§ Excerpts from a layout annotation set:
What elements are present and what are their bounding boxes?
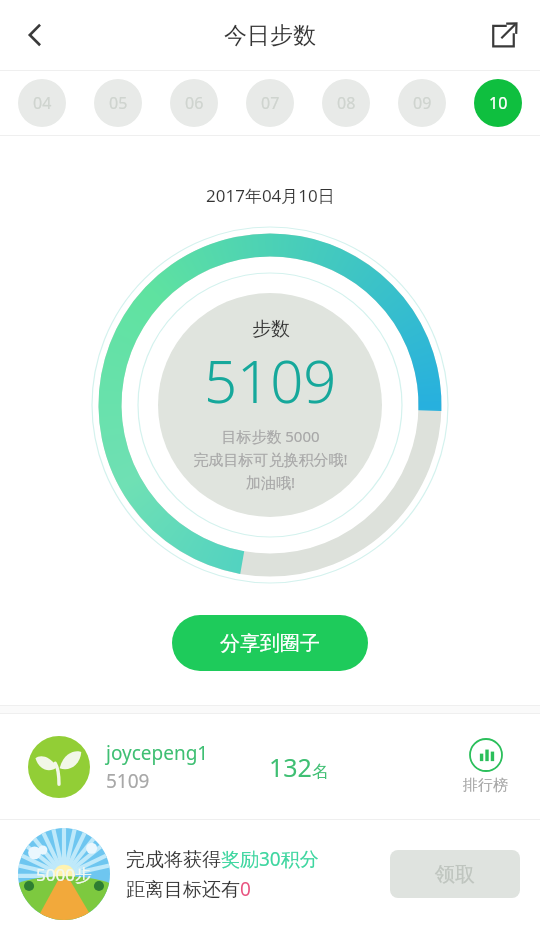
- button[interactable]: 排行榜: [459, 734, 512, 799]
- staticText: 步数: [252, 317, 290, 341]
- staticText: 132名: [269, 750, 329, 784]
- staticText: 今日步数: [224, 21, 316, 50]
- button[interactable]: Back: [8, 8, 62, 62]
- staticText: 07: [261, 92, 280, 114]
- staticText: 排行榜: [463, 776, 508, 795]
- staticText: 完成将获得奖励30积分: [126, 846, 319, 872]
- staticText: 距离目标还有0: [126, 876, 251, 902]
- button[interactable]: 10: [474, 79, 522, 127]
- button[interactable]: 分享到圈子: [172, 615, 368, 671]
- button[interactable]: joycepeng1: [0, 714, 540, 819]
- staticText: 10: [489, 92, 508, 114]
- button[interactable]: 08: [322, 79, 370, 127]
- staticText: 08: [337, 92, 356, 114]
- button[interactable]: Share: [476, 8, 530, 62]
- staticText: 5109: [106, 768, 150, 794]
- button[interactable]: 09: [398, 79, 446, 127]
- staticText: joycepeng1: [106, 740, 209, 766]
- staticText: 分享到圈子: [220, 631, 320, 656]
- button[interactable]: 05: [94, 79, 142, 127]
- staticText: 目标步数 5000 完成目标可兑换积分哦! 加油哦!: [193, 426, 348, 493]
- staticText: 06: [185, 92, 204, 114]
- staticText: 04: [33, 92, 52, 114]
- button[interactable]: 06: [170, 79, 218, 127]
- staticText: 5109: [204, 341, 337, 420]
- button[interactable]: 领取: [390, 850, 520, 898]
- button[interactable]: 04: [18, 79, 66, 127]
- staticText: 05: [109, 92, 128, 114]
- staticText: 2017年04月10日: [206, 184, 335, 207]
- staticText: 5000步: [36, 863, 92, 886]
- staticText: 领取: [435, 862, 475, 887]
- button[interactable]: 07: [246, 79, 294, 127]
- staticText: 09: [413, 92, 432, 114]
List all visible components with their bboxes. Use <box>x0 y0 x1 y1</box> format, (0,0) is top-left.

§ THE TASK: Print every line of the material above verbatim, leaving out the picture.

§ WRITTEN RESPONSE:
What elements are present and what are their bounding boxes?
- button[interactable]: 排行榜: [459, 734, 512, 799]
- staticText: 步数: [252, 317, 290, 341]
- staticText: 132名: [269, 750, 329, 784]
- staticText: 今日步数: [224, 21, 316, 50]
- button[interactable]: Back: [8, 8, 62, 62]
- staticText: 07: [261, 92, 280, 114]
- staticText: 排行榜: [463, 776, 508, 795]
- staticText: 完成将获得奖励30积分: [126, 846, 319, 872]
- staticText: 距离目标还有0: [126, 876, 251, 902]
- button[interactable]: 10: [474, 79, 522, 127]
- button[interactable]: 分享到圈子: [172, 615, 368, 671]
- button[interactable]: joycepeng1: [0, 714, 540, 819]
- staticText: 10: [489, 92, 508, 114]
- button[interactable]: 08: [322, 79, 370, 127]
- staticText: 08: [337, 92, 356, 114]
- button[interactable]: Share: [476, 8, 530, 62]
- staticText: 5109: [106, 768, 150, 794]
- button[interactable]: 09: [398, 79, 446, 127]
- staticText: joycepeng1: [106, 740, 209, 766]
- staticText: 分享到圈子: [220, 631, 320, 656]
- button[interactable]: 05: [94, 79, 142, 127]
- staticText: 目标步数 5000 完成目标可兑换积分哦! 加油哦!: [193, 426, 348, 493]
- staticText: 06: [185, 92, 204, 114]
- staticText: 04: [33, 92, 52, 114]
- button[interactable]: 06: [170, 79, 218, 127]
- staticText: 5109: [204, 341, 337, 420]
- button[interactable]: 领取: [390, 850, 520, 898]
- button[interactable]: 04: [18, 79, 66, 127]
- staticText: 05: [109, 92, 128, 114]
- staticText: 2017年04月10日: [206, 184, 335, 207]
- staticText: 5000步: [36, 863, 92, 886]
- staticText: 领取: [435, 862, 475, 887]
- button[interactable]: 07: [246, 79, 294, 127]
- staticText: 09: [413, 92, 432, 114]
List all visible components with their bboxes. Use <box>x0 y0 x1 y1</box> format, (0,0) is top-left.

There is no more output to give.